TASK DETAILS =
Copy every line of the listing exactly.
----- DATA PROVIDED -----
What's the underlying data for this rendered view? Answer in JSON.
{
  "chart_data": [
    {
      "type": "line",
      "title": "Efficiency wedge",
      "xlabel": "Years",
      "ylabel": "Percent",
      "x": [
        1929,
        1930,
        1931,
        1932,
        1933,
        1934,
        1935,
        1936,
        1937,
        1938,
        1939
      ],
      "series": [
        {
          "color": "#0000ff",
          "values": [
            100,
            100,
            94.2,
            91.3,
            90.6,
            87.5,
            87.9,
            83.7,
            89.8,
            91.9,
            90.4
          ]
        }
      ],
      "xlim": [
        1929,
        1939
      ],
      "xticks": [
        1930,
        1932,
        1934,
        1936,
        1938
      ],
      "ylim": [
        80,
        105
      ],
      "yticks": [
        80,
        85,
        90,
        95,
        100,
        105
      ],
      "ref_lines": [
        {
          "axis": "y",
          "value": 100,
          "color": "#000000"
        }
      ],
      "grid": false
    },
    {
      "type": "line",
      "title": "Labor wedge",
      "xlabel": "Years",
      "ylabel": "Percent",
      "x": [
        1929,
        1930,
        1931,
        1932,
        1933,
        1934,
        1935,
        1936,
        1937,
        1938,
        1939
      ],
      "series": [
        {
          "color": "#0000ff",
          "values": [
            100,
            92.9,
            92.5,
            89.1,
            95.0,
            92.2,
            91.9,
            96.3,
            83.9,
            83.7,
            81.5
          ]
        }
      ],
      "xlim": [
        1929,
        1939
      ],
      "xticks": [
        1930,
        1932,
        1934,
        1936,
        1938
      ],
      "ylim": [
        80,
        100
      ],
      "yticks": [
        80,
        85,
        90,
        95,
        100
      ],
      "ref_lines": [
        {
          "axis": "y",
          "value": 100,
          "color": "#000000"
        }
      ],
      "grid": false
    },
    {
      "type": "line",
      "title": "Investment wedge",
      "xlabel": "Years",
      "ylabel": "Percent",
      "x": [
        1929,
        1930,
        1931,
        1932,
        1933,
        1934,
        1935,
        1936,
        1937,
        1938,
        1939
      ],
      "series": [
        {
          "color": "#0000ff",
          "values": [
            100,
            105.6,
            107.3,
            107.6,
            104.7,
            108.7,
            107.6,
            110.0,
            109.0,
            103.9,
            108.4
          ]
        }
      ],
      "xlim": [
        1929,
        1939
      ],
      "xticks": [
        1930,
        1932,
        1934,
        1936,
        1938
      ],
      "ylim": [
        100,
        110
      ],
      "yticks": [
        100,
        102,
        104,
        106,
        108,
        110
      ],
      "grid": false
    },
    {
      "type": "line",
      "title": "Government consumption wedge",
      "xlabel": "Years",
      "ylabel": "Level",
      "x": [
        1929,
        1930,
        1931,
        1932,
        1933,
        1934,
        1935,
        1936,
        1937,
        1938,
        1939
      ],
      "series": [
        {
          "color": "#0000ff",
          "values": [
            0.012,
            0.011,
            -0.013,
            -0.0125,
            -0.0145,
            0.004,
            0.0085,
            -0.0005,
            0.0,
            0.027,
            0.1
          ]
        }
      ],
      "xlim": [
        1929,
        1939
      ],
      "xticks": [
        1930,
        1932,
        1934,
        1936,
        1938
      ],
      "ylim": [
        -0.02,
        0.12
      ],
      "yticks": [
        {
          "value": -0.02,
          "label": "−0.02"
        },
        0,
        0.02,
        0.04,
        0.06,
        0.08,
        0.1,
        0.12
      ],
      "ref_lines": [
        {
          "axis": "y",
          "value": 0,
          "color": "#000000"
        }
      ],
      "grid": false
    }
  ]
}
-----
ANSWER TO THIS TASK =
What's the underlying data for this rendered view? Answer in JSON.
{
  "chart_data": [
    {
      "type": "line",
      "title": "Efficiency wedge",
      "xlabel": "Years",
      "ylabel": "Percent",
      "x": [
        1929,
        1930,
        1931,
        1932,
        1933,
        1934,
        1935,
        1936,
        1937,
        1938,
        1939
      ],
      "series": [
        {
          "color": "#0000ff",
          "values": [
            100,
            100,
            94.2,
            91.3,
            90.6,
            87.5,
            87.9,
            83.7,
            89.8,
            91.9,
            90.4
          ]
        }
      ],
      "xlim": [
        1929,
        1939
      ],
      "xticks": [
        1930,
        1932,
        1934,
        1936,
        1938
      ],
      "ylim": [
        80,
        105
      ],
      "yticks": [
        80,
        85,
        90,
        95,
        100,
        105
      ],
      "ref_lines": [
        {
          "axis": "y",
          "value": 100,
          "color": "#000000"
        }
      ],
      "grid": false
    },
    {
      "type": "line",
      "title": "Labor wedge",
      "xlabel": "Years",
      "ylabel": "Percent",
      "x": [
        1929,
        1930,
        1931,
        1932,
        1933,
        1934,
        1935,
        1936,
        1937,
        1938,
        1939
      ],
      "series": [
        {
          "color": "#0000ff",
          "values": [
            100,
            92.9,
            92.5,
            89.1,
            95.0,
            92.2,
            91.9,
            96.3,
            83.9,
            83.7,
            81.5
          ]
        }
      ],
      "xlim": [
        1929,
        1939
      ],
      "xticks": [
        1930,
        1932,
        1934,
        1936,
        1938
      ],
      "ylim": [
        80,
        100
      ],
      "yticks": [
        80,
        85,
        90,
        95,
        100
      ],
      "ref_lines": [
        {
          "axis": "y",
          "value": 100,
          "color": "#000000"
        }
      ],
      "grid": false
    },
    {
      "type": "line",
      "title": "Investment wedge",
      "xlabel": "Years",
      "ylabel": "Percent",
      "x": [
        1929,
        1930,
        1931,
        1932,
        1933,
        1934,
        1935,
        1936,
        1937,
        1938,
        1939
      ],
      "series": [
        {
          "color": "#0000ff",
          "values": [
            100,
            105.6,
            107.3,
            107.6,
            104.7,
            108.7,
            107.6,
            110.0,
            109.0,
            103.9,
            108.4
          ]
        }
      ],
      "xlim": [
        1929,
        1939
      ],
      "xticks": [
        1930,
        1932,
        1934,
        1936,
        1938
      ],
      "ylim": [
        100,
        110
      ],
      "yticks": [
        100,
        102,
        104,
        106,
        108,
        110
      ],
      "grid": false
    },
    {
      "type": "line",
      "title": "Government consumption wedge",
      "xlabel": "Years",
      "ylabel": "Level",
      "x": [
        1929,
        1930,
        1931,
        1932,
        1933,
        1934,
        1935,
        1936,
        1937,
        1938,
        1939
      ],
      "series": [
        {
          "color": "#0000ff",
          "values": [
            0.012,
            0.011,
            -0.013,
            -0.0125,
            -0.0145,
            0.004,
            0.0085,
            -0.0005,
            0.0,
            0.027,
            0.1
          ]
        }
      ],
      "xlim": [
        1929,
        1939
      ],
      "xticks": [
        1930,
        1932,
        1934,
        1936,
        1938
      ],
      "ylim": [
        -0.02,
        0.12
      ],
      "yticks": [
        {
          "value": -0.02,
          "label": "−0.02"
        },
        0,
        0.02,
        0.04,
        0.06,
        0.08,
        0.1,
        0.12
      ],
      "ref_lines": [
        {
          "axis": "y",
          "value": 0,
          "color": "#000000"
        }
      ],
      "grid": false
    }
  ]
}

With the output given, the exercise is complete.